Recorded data
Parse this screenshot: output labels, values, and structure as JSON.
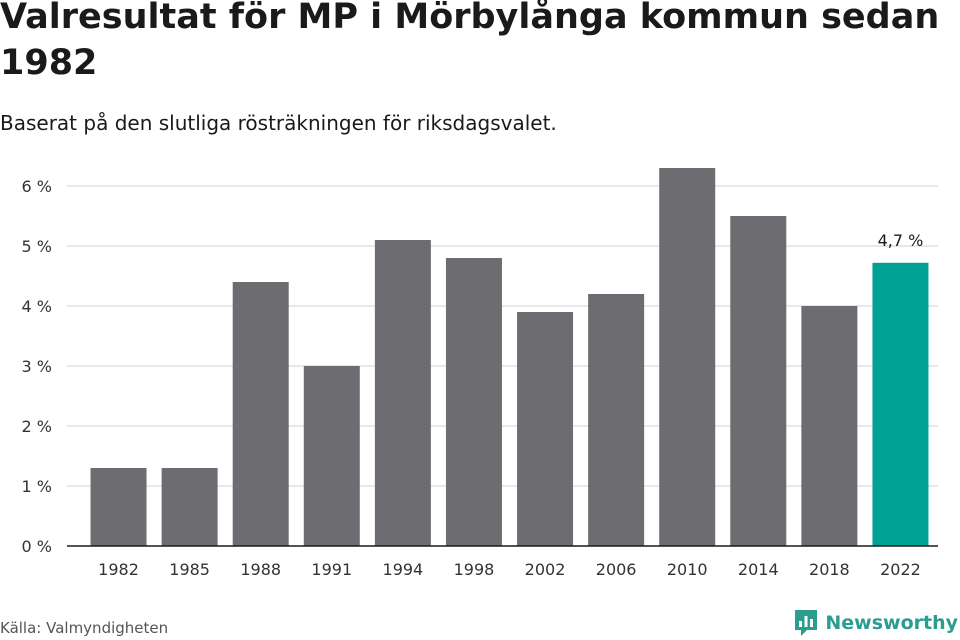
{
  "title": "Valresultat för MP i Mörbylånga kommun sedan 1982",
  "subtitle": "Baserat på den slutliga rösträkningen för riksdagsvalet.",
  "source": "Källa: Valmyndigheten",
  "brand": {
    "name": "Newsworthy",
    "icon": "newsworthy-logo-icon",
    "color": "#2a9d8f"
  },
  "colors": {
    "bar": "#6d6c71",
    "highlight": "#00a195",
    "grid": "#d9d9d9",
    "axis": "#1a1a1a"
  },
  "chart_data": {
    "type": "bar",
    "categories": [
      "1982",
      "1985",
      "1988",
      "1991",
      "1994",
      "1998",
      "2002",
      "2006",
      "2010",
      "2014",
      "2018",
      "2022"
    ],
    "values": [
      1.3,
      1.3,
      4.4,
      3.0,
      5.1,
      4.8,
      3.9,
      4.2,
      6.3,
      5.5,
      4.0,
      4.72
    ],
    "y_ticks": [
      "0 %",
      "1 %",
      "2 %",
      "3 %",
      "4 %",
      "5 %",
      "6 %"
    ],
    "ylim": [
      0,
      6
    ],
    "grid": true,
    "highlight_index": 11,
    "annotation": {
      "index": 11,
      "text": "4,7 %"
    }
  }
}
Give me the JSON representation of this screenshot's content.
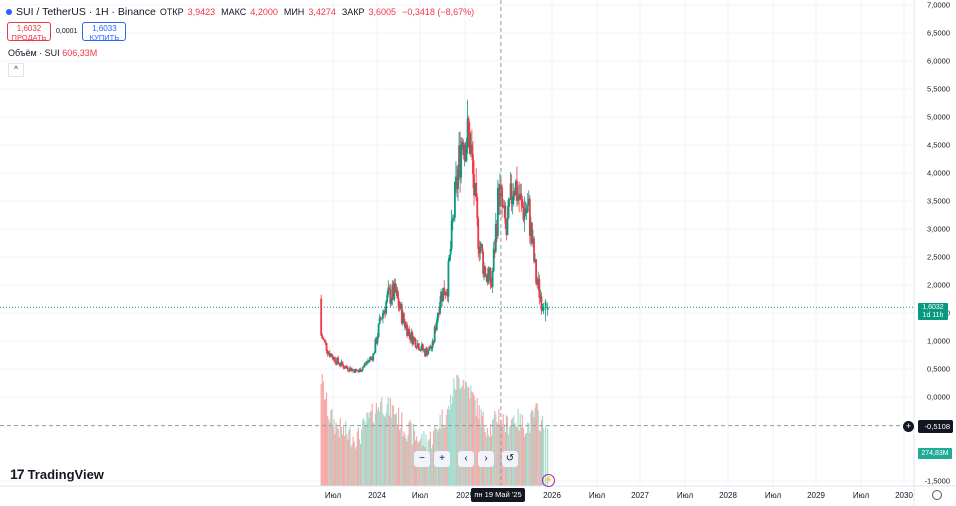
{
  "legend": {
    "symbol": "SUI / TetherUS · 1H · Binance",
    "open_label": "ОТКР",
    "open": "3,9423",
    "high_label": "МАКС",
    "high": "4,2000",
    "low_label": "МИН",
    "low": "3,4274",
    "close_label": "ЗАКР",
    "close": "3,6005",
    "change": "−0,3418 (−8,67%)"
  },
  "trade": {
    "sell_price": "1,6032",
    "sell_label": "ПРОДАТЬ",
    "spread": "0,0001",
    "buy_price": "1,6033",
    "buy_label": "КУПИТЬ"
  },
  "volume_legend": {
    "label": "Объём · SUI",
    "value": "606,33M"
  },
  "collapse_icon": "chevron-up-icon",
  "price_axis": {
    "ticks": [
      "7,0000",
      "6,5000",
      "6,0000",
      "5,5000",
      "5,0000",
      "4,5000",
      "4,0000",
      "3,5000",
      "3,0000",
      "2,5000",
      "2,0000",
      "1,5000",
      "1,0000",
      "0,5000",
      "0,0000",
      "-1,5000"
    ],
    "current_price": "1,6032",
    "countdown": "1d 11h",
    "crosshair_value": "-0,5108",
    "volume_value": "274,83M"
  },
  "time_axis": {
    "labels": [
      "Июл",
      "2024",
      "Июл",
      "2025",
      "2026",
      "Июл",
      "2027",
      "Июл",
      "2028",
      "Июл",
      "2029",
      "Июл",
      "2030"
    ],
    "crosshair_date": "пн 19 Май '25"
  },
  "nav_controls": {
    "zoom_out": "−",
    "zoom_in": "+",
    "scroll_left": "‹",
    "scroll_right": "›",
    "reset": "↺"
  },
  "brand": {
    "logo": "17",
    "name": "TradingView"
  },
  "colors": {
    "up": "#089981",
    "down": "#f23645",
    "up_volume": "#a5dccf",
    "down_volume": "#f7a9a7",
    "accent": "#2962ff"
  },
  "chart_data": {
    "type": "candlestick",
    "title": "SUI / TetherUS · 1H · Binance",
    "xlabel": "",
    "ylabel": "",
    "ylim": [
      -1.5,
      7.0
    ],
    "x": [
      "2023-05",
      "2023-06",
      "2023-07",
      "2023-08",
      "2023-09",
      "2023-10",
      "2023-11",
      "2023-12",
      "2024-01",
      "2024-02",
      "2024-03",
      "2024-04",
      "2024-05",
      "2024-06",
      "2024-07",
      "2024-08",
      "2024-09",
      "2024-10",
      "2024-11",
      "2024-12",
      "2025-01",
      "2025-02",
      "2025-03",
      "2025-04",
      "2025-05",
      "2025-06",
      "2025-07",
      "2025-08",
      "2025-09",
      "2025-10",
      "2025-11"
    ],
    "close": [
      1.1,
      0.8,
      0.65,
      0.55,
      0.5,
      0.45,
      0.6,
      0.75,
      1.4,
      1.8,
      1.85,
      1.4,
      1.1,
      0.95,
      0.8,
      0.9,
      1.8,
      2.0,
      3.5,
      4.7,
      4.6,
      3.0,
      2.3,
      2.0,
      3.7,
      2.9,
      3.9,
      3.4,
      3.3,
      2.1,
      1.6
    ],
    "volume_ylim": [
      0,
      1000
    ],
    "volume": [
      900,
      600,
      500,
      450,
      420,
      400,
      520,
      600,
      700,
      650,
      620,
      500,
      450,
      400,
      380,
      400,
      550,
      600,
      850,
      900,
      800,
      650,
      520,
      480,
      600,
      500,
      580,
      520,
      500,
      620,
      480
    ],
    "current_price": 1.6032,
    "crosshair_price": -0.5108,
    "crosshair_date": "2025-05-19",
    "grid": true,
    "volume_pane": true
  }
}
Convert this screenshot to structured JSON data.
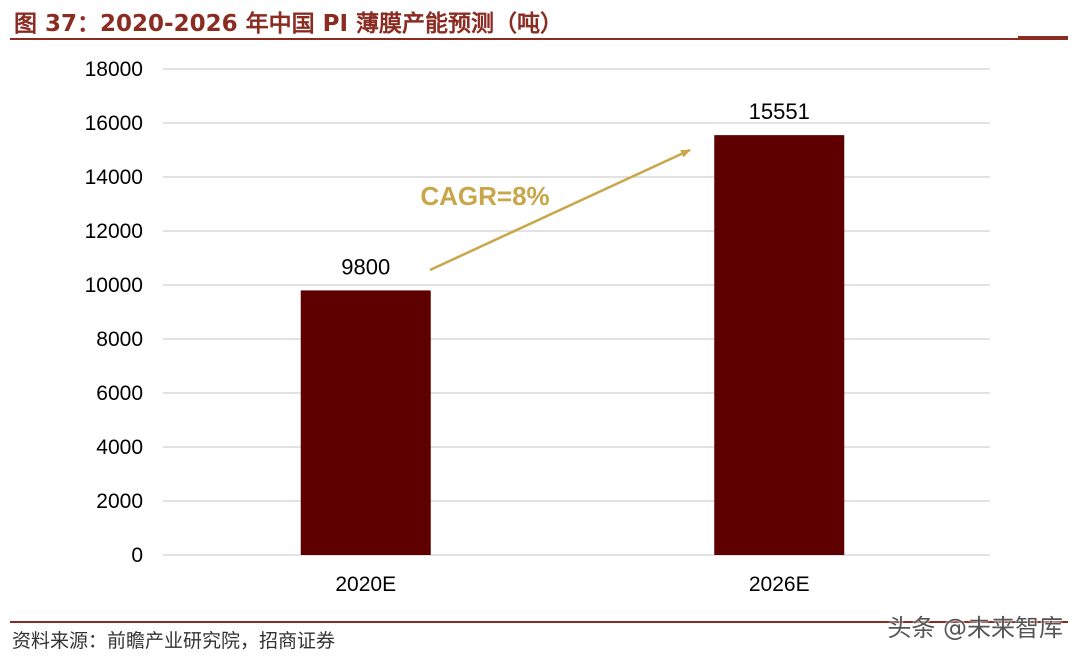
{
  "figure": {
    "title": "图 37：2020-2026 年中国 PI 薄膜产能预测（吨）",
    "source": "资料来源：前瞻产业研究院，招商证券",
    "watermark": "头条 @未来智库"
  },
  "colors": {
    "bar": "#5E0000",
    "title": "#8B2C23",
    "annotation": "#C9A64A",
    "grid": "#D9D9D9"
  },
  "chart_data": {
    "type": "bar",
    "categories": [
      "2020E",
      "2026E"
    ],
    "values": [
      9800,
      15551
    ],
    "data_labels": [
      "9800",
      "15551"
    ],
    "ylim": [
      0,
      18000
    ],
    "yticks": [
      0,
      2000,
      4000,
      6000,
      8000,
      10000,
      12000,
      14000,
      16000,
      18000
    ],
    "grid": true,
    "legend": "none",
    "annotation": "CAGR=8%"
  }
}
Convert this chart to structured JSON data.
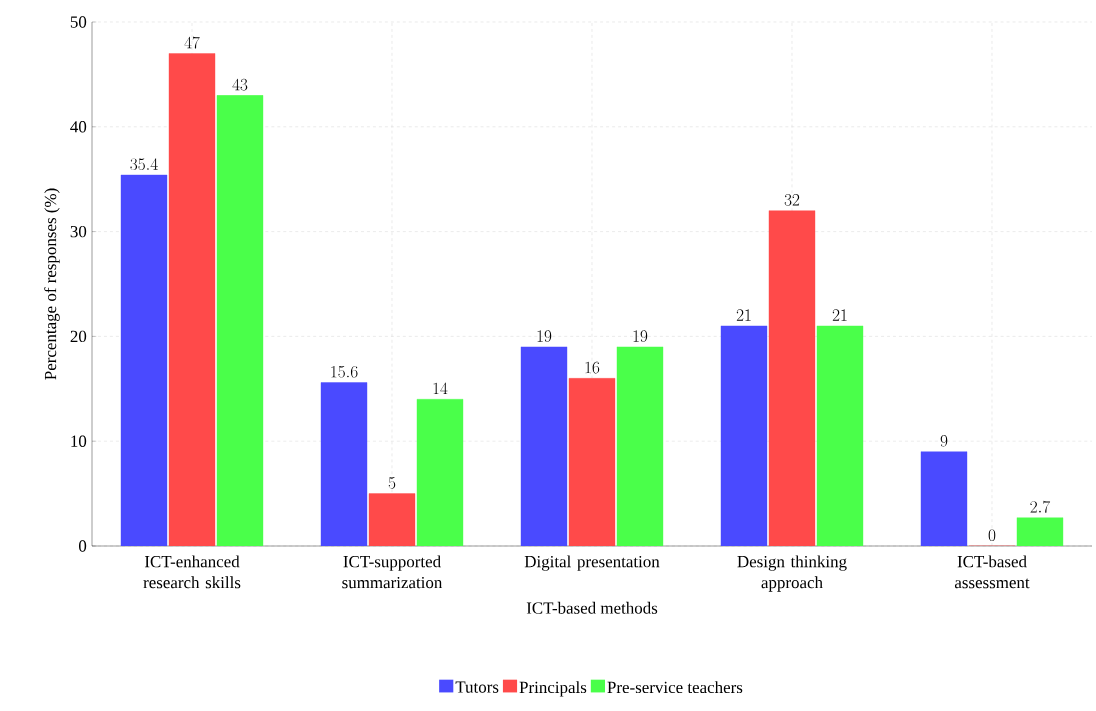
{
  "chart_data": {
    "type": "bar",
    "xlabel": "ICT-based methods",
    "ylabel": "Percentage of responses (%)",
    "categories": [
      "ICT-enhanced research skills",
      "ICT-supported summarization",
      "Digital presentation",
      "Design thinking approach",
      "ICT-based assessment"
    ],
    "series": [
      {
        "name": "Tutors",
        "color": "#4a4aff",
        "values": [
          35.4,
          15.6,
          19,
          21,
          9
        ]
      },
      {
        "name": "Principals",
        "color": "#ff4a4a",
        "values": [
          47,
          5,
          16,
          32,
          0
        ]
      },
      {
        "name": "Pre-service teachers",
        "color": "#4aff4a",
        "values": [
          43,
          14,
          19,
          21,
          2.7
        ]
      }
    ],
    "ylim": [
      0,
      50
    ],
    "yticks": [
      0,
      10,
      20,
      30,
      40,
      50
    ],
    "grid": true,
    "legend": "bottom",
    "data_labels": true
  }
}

* **REQUEST**
Copy each line that contains the word "Binance".

* **WRITTEN ANSWER**
    "symbol": "SUI / TetherUS · 1H · Binance",
    "title": "SUI / TetherUS · 1H · Binance",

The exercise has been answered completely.